_PROVIDED RECORDS_
┌──

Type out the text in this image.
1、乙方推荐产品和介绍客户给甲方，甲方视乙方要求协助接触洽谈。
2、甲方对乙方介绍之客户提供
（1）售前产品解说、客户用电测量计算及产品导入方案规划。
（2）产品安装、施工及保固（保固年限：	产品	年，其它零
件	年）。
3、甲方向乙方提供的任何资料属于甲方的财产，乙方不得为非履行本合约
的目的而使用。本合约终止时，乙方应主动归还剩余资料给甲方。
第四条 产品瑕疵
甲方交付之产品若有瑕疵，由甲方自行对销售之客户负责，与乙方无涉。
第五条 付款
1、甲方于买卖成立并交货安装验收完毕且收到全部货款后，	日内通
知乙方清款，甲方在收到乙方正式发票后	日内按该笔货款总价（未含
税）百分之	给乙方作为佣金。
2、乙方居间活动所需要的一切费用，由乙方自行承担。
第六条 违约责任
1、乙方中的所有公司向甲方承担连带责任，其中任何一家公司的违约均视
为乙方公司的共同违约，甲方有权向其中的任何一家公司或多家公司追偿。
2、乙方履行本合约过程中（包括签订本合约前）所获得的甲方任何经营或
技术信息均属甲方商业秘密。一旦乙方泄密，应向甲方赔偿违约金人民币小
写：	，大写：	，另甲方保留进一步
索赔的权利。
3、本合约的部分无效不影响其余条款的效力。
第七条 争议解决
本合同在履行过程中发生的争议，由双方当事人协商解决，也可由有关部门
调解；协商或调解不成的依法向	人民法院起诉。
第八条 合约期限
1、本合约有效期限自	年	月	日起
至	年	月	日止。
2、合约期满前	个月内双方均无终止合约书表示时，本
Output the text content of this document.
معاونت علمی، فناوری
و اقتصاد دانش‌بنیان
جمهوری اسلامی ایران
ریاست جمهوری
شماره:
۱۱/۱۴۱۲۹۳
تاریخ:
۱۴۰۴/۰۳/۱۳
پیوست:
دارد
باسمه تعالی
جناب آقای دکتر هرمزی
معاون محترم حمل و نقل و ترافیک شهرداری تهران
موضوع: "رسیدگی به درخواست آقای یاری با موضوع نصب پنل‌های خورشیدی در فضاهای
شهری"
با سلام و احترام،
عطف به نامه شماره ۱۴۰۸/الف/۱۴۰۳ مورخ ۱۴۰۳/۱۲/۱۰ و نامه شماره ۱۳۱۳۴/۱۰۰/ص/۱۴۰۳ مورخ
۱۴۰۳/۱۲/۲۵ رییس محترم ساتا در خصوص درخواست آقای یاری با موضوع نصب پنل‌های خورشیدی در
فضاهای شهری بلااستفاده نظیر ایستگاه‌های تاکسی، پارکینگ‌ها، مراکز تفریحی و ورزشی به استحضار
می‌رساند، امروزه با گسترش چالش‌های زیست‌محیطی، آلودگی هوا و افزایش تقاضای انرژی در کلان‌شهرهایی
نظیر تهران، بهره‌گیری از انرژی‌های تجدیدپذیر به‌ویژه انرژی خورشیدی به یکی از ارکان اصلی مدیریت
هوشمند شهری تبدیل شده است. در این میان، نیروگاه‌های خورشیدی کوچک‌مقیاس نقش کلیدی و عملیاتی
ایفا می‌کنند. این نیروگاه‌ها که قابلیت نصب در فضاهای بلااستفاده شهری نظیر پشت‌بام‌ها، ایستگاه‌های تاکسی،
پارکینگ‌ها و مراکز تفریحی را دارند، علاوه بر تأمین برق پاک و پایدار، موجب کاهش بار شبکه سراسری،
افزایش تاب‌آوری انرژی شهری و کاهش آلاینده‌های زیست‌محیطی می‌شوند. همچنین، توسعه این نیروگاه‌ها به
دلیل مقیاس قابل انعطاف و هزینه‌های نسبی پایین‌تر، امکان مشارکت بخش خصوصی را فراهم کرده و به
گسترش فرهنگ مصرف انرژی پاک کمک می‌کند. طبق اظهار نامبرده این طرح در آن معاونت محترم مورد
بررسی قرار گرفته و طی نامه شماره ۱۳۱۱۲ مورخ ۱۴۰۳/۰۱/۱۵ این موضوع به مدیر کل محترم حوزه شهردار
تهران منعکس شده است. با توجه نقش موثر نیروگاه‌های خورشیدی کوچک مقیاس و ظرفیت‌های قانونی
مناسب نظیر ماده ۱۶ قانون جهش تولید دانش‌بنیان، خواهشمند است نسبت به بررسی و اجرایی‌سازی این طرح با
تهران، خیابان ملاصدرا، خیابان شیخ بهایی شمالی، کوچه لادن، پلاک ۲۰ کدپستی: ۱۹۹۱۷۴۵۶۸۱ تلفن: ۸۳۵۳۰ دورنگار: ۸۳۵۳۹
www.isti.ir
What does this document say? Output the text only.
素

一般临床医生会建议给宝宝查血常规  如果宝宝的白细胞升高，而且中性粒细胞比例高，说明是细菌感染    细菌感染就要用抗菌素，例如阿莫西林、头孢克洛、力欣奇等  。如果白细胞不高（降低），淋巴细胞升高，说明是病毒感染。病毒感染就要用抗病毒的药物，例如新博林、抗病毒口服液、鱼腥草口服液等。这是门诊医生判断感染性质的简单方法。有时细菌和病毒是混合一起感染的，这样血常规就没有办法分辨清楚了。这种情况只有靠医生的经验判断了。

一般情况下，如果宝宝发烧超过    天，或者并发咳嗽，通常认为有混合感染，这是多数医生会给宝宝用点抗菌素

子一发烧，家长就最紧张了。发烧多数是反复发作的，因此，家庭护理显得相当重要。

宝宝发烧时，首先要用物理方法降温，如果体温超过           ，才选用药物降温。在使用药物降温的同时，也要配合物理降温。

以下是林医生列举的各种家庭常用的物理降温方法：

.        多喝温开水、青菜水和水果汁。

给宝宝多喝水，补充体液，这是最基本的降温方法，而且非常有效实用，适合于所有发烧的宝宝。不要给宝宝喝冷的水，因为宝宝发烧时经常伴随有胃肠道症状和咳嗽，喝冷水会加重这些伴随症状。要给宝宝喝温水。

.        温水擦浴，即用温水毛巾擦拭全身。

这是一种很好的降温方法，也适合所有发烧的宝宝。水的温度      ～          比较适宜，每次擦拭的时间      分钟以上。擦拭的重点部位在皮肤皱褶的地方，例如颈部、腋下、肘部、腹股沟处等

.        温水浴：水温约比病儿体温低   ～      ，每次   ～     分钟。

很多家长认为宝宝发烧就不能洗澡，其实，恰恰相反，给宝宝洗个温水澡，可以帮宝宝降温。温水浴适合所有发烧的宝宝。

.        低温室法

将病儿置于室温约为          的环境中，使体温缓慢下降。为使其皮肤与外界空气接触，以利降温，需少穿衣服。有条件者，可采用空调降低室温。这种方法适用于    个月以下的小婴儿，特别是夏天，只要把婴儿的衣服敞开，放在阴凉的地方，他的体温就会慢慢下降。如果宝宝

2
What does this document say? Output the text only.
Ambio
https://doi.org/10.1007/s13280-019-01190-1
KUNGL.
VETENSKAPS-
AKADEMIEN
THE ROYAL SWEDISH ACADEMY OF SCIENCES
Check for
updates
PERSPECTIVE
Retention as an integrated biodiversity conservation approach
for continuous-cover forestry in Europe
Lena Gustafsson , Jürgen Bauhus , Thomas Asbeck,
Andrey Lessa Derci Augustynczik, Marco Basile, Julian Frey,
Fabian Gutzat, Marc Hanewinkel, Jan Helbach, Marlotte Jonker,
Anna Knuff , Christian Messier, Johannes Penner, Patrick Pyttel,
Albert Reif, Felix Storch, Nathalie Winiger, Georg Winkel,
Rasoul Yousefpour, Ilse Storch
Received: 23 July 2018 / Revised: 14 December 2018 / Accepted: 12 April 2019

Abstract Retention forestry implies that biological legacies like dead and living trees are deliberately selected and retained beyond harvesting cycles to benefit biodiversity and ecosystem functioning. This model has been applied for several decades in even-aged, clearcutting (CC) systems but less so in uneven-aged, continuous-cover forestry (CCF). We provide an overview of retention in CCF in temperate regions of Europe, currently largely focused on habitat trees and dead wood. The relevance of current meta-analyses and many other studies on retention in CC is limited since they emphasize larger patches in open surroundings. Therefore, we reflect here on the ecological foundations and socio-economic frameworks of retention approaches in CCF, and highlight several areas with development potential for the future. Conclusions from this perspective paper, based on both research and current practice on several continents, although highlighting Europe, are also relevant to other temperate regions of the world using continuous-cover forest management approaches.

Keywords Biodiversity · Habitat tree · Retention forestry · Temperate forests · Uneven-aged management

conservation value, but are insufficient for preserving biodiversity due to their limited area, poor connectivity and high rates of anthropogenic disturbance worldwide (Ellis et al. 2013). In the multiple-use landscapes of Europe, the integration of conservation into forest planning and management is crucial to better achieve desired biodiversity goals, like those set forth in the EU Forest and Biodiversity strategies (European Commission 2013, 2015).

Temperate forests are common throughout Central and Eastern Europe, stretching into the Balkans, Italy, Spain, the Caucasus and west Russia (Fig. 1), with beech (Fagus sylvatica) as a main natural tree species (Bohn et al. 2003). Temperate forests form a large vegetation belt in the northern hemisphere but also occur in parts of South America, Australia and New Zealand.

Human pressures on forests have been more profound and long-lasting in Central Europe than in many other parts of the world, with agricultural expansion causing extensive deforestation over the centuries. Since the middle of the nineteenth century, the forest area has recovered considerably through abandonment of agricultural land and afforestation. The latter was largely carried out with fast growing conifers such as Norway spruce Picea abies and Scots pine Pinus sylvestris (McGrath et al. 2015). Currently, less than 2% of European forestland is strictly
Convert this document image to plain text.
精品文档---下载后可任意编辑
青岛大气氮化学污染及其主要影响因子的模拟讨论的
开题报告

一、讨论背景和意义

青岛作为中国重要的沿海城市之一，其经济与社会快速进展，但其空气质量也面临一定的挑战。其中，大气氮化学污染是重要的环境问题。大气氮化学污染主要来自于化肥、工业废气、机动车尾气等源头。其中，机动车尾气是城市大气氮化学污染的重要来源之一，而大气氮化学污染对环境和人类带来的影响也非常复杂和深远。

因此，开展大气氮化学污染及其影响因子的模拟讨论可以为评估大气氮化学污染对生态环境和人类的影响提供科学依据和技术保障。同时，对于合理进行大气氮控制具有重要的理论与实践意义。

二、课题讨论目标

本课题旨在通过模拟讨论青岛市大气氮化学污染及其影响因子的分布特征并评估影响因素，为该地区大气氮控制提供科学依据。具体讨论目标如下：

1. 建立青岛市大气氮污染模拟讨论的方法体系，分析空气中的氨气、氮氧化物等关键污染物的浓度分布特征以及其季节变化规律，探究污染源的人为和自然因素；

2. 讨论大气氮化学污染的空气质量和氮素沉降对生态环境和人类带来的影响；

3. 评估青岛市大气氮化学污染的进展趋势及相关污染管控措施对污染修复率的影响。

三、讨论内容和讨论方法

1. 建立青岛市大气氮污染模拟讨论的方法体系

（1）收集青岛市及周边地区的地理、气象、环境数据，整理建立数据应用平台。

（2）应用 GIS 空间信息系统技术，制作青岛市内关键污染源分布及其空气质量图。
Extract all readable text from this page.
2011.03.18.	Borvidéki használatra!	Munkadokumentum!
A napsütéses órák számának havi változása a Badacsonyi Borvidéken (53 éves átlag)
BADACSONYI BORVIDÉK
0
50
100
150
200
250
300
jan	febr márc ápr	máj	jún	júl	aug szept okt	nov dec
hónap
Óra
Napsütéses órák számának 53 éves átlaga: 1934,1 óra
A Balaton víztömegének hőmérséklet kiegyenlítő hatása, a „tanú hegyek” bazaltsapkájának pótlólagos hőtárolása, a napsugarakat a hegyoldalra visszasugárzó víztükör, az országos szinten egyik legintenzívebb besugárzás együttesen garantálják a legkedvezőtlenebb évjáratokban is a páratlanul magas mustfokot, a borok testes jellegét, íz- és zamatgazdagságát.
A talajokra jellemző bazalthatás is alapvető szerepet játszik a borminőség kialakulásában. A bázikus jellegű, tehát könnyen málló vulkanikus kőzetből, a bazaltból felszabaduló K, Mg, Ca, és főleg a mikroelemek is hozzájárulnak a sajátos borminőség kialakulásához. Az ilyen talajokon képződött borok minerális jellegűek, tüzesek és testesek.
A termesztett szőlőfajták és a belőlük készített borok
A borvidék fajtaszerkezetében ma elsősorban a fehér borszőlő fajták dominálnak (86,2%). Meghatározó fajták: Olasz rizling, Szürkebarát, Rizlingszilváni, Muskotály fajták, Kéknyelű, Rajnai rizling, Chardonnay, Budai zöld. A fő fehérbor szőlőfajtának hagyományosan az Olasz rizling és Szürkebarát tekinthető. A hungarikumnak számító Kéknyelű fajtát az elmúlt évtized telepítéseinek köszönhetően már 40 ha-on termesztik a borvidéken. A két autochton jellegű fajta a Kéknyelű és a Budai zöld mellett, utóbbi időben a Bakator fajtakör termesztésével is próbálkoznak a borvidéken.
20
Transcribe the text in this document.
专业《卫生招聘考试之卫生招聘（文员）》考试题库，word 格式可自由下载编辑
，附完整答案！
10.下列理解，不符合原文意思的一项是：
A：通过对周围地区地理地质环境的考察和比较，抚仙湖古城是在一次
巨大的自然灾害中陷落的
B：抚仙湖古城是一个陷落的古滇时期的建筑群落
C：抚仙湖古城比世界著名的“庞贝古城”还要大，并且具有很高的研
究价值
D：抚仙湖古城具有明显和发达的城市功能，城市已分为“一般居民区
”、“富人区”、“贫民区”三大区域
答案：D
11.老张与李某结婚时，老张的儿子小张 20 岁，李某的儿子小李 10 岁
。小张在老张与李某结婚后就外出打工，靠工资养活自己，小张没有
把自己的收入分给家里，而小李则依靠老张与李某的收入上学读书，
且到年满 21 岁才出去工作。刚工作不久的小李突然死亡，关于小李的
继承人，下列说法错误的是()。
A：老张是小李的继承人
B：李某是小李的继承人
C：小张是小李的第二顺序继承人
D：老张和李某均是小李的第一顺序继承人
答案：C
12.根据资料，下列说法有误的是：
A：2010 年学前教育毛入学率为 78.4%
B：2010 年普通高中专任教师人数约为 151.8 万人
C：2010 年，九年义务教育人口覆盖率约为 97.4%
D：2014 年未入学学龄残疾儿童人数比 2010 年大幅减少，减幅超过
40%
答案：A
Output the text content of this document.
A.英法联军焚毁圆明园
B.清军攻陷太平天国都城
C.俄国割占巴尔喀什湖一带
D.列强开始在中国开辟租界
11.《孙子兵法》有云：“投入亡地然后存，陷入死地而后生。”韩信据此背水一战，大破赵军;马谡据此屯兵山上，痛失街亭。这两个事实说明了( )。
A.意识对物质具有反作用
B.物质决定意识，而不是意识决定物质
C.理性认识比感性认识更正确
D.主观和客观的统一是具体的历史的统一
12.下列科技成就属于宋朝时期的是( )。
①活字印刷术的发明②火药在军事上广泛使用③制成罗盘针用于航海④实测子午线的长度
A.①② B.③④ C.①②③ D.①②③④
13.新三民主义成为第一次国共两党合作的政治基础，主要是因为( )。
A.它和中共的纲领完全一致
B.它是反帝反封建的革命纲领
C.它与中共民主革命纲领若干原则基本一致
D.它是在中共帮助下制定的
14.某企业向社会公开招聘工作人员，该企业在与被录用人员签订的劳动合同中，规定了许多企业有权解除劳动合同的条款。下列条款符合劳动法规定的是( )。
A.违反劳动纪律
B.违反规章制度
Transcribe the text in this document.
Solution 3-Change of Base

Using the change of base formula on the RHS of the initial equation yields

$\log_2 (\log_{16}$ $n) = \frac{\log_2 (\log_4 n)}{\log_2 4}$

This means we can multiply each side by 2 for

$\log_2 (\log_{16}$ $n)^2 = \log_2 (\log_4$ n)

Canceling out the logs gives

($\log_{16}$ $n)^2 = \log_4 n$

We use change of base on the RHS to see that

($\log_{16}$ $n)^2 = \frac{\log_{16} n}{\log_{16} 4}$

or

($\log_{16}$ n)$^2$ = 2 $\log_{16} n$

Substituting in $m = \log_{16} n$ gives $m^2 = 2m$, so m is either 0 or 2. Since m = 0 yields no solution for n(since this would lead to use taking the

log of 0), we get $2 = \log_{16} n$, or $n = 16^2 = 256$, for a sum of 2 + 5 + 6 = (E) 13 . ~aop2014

└──

_WHAT IS NEEDED_
Pull every line containing "frac" out of the data above.

_COMPLETE RESPONSE_
$\log_2 (\log_{16}$ $n) = \frac{\log_2 (\log_4 n)}{\log_2 4}$
($\log_{16}$ $n)^2 = \frac{\log_{16} n}{\log_{16} 4}$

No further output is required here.